__OBJECTIVE__. Every line below is to be copied exactly, with the pictures left out.

○ ○ ○ ○ ○

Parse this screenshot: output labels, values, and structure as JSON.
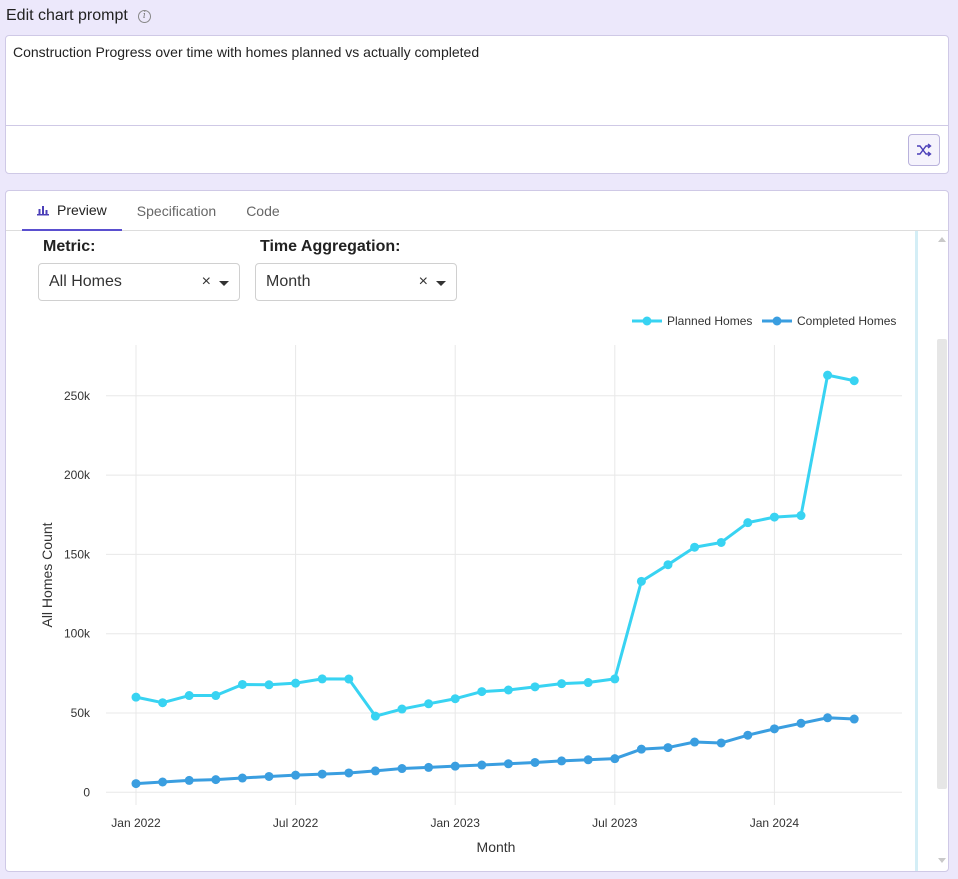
{
  "prompt_header": {
    "title": "Edit chart prompt",
    "info_icon": "info-icon"
  },
  "prompt": {
    "text": "Construction Progress over time with homes planned vs actually completed",
    "shuffle_icon": "shuffle-icon"
  },
  "tabs": [
    {
      "label": "Preview",
      "icon": "bar-chart-icon",
      "active": true
    },
    {
      "label": "Specification",
      "active": false
    },
    {
      "label": "Code",
      "active": false
    }
  ],
  "controls": {
    "metric": {
      "label": "Metric:",
      "value": "All Homes",
      "clear": "×"
    },
    "time_aggregation": {
      "label": "Time Aggregation:",
      "value": "Month",
      "clear": "×"
    }
  },
  "colors": {
    "planned": "#38d3f2",
    "completed": "#3a9ee0",
    "accent": "#5a4fcf"
  },
  "chart_data": {
    "type": "line",
    "xlabel": "Month",
    "ylabel": "All Homes Count",
    "x_ticks": [
      "Jan 2022",
      "Jul 2022",
      "Jan 2023",
      "Jul 2023",
      "Jan 2024"
    ],
    "y_ticks": [
      "0",
      "50k",
      "100k",
      "150k",
      "200k",
      "250k"
    ],
    "ylim": [
      -8000,
      282000
    ],
    "legend_position": "top-right",
    "grid": true,
    "x": [
      "2022-01",
      "2022-02",
      "2022-03",
      "2022-04",
      "2022-05",
      "2022-06",
      "2022-07",
      "2022-08",
      "2022-09",
      "2022-10",
      "2022-11",
      "2022-12",
      "2023-01",
      "2023-02",
      "2023-03",
      "2023-04",
      "2023-05",
      "2023-06",
      "2023-07",
      "2023-08",
      "2023-09",
      "2023-10",
      "2023-11",
      "2023-12",
      "2024-01",
      "2024-02",
      "2024-03",
      "2024-04"
    ],
    "series": [
      {
        "name": "Planned Homes",
        "values": [
          60000,
          56500,
          61000,
          61000,
          68000,
          67800,
          68800,
          71500,
          71400,
          48000,
          52500,
          55800,
          59000,
          63500,
          64500,
          66500,
          68500,
          69200,
          71500,
          133000,
          143500,
          154500,
          157500,
          170000,
          173500,
          174500,
          263000,
          259500
        ]
      },
      {
        "name": "Completed Homes",
        "values": [
          5500,
          6500,
          7500,
          8000,
          9000,
          10000,
          10800,
          11500,
          12200,
          13500,
          15000,
          15700,
          16500,
          17200,
          18000,
          18800,
          19800,
          20500,
          21200,
          27200,
          28200,
          31700,
          31100,
          36000,
          40000,
          43500,
          47000,
          46200
        ]
      }
    ]
  }
}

○ ○ ○ ○ ○

__TASK OUTPUT__.
Parse this screenshot: output labels, values, and structure as JSON.
{
  "prompt_header": {
    "title": "Edit chart prompt",
    "info_icon": "info-icon"
  },
  "prompt": {
    "text": "Construction Progress over time with homes planned vs actually completed",
    "shuffle_icon": "shuffle-icon"
  },
  "tabs": [
    {
      "label": "Preview",
      "icon": "bar-chart-icon",
      "active": true
    },
    {
      "label": "Specification",
      "active": false
    },
    {
      "label": "Code",
      "active": false
    }
  ],
  "controls": {
    "metric": {
      "label": "Metric:",
      "value": "All Homes",
      "clear": "×"
    },
    "time_aggregation": {
      "label": "Time Aggregation:",
      "value": "Month",
      "clear": "×"
    }
  },
  "colors": {
    "planned": "#38d3f2",
    "completed": "#3a9ee0",
    "accent": "#5a4fcf"
  },
  "chart_data": {
    "type": "line",
    "xlabel": "Month",
    "ylabel": "All Homes Count",
    "x_ticks": [
      "Jan 2022",
      "Jul 2022",
      "Jan 2023",
      "Jul 2023",
      "Jan 2024"
    ],
    "y_ticks": [
      "0",
      "50k",
      "100k",
      "150k",
      "200k",
      "250k"
    ],
    "ylim": [
      -8000,
      282000
    ],
    "legend_position": "top-right",
    "grid": true,
    "x": [
      "2022-01",
      "2022-02",
      "2022-03",
      "2022-04",
      "2022-05",
      "2022-06",
      "2022-07",
      "2022-08",
      "2022-09",
      "2022-10",
      "2022-11",
      "2022-12",
      "2023-01",
      "2023-02",
      "2023-03",
      "2023-04",
      "2023-05",
      "2023-06",
      "2023-07",
      "2023-08",
      "2023-09",
      "2023-10",
      "2023-11",
      "2023-12",
      "2024-01",
      "2024-02",
      "2024-03",
      "2024-04"
    ],
    "series": [
      {
        "name": "Planned Homes",
        "values": [
          60000,
          56500,
          61000,
          61000,
          68000,
          67800,
          68800,
          71500,
          71400,
          48000,
          52500,
          55800,
          59000,
          63500,
          64500,
          66500,
          68500,
          69200,
          71500,
          133000,
          143500,
          154500,
          157500,
          170000,
          173500,
          174500,
          263000,
          259500
        ]
      },
      {
        "name": "Completed Homes",
        "values": [
          5500,
          6500,
          7500,
          8000,
          9000,
          10000,
          10800,
          11500,
          12200,
          13500,
          15000,
          15700,
          16500,
          17200,
          18000,
          18800,
          19800,
          20500,
          21200,
          27200,
          28200,
          31700,
          31100,
          36000,
          40000,
          43500,
          47000,
          46200
        ]
      }
    ]
  }
}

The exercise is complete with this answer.